#### TEKS BACAAN
Beberapa tahun lalu ketika praktikum Kimia Dasar sedang berlangsung di laboratorium, tiga orang praktikan, dua ikhwan dan satu akhwat, sibuk berceloteh sembari melakukan titrasi. Samar-samar terdengar, mereka sedang membicarakan asyiknya percobaan itu, sampai kemudian salah satu ikhwan berkata, “Serasa jadi ilmuwan nih. Asyik juga ya misalnya jadi ilmuwan yang ngelakuin percobaan-percobaan kayak gini.”
Perbincangan pun lambat laun menghangat ke arah orientasi karir dan cita-cita. Selain menimpali perkataan temannya tentang menjadi ilmuwan, ikhwan yang lain lalu bertanya kepada si akhwat, “Omong-omong, pingin jadi apa kamu nanti?”
Setelah beberapa detik, si akhwat dengan yakin berkata, “Jadi ibu rumah tangga saja…” Sebelum jawaban si akhwat selesai, tawa sudah terdengar dari dua orang ikhwan tadi. Dengan senyum dikulum, salah satu ikhwan berkata, “Ngapain susah-susah kuliah di ITB kalau cuma jadi ibu rumah tangga?” Gantian si akhwat melongo. Pikirnya, seburuk itukah pemahaman mereka tentang peran seorang ibu rumah tangga?

#### TUGAS PENGERJAAN
[1] Jawablah pertanyaan berikut berdasarkan teks bacaan.
(a) Berapa jumlah praktikan dalam teks bacaan, dan terdiri atas siapa saja?
(b) Percobaan apa yang sedang mereka lakukan di laboratorium?
(c) Di perguruan tinggi mana mereka disebut berkuliah?
[2] Ketik ulang tanpa perubahan baris-baris data, mulai dari baris yang memuat "Text: Uses the cross" sampai dengan baris yang memuat "Text: 3.: 3. <box>17 17 35 35</box>", termasuk kedua baris tersebut.

#### DATA LATIHAN
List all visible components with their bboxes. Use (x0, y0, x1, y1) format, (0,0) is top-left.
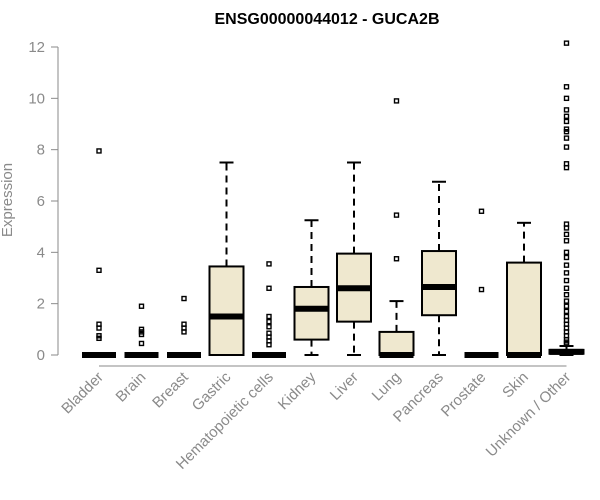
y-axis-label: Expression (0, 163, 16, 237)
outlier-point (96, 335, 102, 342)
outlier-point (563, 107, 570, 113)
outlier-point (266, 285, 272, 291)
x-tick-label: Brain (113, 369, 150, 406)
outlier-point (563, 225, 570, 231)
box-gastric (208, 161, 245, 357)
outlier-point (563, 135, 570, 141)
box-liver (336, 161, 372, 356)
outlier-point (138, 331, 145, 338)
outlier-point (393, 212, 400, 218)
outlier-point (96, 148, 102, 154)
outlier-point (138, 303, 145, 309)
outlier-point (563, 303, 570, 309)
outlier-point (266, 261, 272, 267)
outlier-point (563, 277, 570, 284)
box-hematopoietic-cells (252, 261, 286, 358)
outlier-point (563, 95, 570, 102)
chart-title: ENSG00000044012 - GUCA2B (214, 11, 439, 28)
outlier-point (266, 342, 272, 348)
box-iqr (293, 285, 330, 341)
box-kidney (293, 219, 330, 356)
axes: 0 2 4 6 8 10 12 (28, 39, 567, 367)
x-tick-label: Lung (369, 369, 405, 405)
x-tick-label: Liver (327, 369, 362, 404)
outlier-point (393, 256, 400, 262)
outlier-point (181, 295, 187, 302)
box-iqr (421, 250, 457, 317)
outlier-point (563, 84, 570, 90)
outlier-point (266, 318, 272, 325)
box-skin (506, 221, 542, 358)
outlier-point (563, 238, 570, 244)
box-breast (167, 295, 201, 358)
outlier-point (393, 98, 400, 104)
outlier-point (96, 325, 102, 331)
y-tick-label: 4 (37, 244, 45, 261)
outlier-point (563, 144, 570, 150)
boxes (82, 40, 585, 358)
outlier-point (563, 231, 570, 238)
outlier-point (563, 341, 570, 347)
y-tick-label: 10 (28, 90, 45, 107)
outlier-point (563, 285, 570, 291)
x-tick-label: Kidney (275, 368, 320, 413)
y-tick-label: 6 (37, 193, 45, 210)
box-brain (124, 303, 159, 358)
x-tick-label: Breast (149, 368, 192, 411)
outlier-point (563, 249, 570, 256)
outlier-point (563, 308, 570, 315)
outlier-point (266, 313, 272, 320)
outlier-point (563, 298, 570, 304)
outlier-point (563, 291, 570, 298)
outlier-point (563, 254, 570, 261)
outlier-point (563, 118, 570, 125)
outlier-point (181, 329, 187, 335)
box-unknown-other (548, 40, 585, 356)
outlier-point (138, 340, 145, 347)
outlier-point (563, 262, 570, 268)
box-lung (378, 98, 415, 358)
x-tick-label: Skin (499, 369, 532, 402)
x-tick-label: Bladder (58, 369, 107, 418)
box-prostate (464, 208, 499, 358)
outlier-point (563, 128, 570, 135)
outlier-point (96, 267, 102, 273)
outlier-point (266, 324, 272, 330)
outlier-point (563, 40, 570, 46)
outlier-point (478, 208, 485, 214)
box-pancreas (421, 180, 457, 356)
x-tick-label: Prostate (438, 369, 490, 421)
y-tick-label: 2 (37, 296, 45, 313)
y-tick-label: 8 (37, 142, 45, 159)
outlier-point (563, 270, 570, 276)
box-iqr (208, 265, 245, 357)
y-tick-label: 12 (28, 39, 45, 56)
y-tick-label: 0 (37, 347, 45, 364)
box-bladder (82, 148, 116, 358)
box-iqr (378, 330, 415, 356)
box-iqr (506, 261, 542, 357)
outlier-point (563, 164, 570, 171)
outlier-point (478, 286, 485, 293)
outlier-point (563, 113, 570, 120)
--
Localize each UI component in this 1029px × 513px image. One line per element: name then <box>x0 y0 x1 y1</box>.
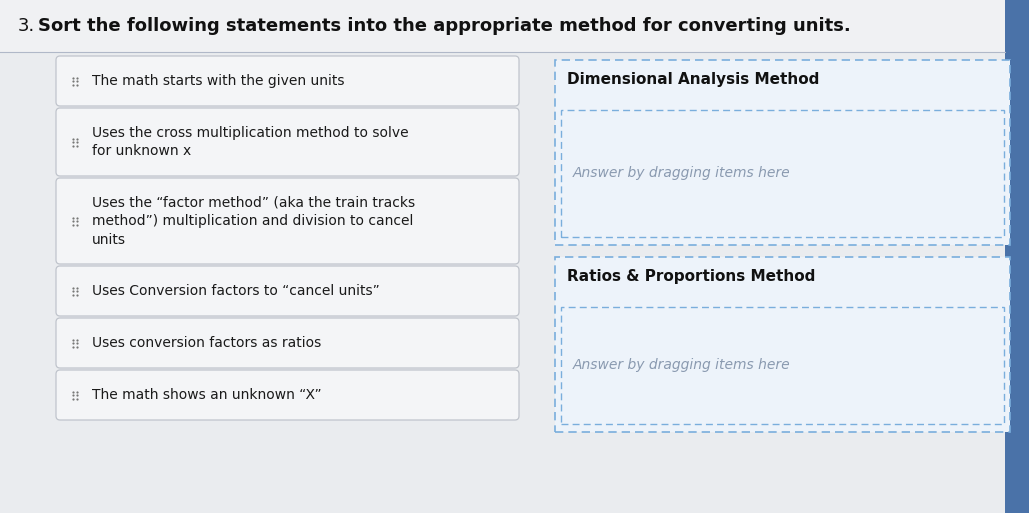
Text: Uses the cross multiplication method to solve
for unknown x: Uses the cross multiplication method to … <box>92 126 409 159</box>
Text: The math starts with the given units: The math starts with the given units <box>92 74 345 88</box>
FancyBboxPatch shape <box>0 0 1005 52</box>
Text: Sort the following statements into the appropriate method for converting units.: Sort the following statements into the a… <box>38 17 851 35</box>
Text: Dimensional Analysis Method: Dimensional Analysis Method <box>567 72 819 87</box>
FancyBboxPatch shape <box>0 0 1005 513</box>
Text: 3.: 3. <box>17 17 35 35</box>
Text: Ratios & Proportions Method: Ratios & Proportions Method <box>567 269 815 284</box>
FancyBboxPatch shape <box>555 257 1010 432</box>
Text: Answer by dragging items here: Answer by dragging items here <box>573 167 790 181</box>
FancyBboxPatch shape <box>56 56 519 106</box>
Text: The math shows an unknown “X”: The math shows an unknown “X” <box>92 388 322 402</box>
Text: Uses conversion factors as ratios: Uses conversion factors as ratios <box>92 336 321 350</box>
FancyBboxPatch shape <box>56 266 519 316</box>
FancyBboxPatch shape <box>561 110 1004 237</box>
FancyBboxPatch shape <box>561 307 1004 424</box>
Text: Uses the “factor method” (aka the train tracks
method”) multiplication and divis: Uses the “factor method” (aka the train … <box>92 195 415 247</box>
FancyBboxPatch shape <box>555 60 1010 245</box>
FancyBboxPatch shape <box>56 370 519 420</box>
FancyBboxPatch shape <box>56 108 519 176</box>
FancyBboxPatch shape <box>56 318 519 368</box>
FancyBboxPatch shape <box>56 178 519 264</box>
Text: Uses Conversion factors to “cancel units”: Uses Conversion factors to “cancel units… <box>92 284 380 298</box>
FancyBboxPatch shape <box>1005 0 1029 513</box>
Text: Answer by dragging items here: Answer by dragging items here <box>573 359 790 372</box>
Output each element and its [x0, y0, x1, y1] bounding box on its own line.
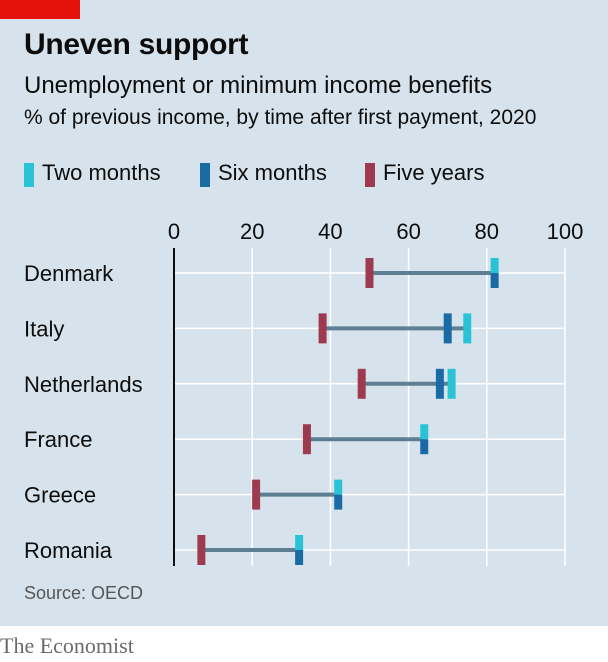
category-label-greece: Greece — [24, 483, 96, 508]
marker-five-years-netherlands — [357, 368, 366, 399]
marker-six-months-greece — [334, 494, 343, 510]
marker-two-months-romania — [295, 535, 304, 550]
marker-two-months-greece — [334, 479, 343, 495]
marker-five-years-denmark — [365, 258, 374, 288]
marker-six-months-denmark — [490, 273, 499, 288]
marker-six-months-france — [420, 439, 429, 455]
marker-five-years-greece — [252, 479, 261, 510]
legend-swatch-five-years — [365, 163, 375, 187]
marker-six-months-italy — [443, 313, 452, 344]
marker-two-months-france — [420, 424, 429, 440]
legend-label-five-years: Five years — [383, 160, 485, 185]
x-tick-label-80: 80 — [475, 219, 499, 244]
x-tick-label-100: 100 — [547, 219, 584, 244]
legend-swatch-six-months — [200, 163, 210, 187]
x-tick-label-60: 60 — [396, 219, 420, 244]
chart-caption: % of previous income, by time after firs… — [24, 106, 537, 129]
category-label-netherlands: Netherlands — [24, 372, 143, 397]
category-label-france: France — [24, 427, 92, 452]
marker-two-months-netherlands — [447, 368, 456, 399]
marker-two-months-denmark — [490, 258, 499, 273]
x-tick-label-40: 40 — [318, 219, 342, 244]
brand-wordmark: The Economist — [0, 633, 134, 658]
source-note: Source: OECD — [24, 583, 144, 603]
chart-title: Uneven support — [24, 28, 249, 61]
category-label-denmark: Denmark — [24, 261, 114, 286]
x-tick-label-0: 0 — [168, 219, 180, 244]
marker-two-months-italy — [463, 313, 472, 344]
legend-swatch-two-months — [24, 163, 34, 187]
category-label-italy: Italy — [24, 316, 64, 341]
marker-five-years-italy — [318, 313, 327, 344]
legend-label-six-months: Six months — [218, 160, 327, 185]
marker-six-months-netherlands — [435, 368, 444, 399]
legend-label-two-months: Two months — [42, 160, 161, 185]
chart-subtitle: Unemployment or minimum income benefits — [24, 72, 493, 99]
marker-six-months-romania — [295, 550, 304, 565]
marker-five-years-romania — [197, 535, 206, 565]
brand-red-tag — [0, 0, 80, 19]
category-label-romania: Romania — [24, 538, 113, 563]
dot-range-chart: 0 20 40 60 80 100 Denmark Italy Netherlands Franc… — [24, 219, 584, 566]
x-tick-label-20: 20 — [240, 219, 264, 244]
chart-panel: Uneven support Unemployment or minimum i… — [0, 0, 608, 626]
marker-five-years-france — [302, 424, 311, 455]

#### HASIL TUGAS
[1]
(a) Ada tiga orang praktikan, yaitu dua ikhwan dan satu akhwat.
(b) Mereka sedang melakukan titrasi dalam praktikum Kimia Dasar.
(c) Mereka berkuliah di ITB.

[2]
Text: Uses the cross multiplication method to solve
for unknown x: Uses the cross multiplication method to … <box>92 126 409 159</box>
Text: The math starts with the given units: The math starts with the given units <box>92 74 345 88</box>
FancyBboxPatch shape <box>0 0 1005 52</box>
Text: Sort the following statements into the appropriate method for converting units.: Sort the following statements into the a… <box>38 17 851 35</box>
Text: Dimensional Analysis Method: Dimensional Analysis Method <box>567 72 819 87</box>
FancyBboxPatch shape <box>0 0 1005 513</box>
Text: 3.: 3. <box>17 17 35 35</box>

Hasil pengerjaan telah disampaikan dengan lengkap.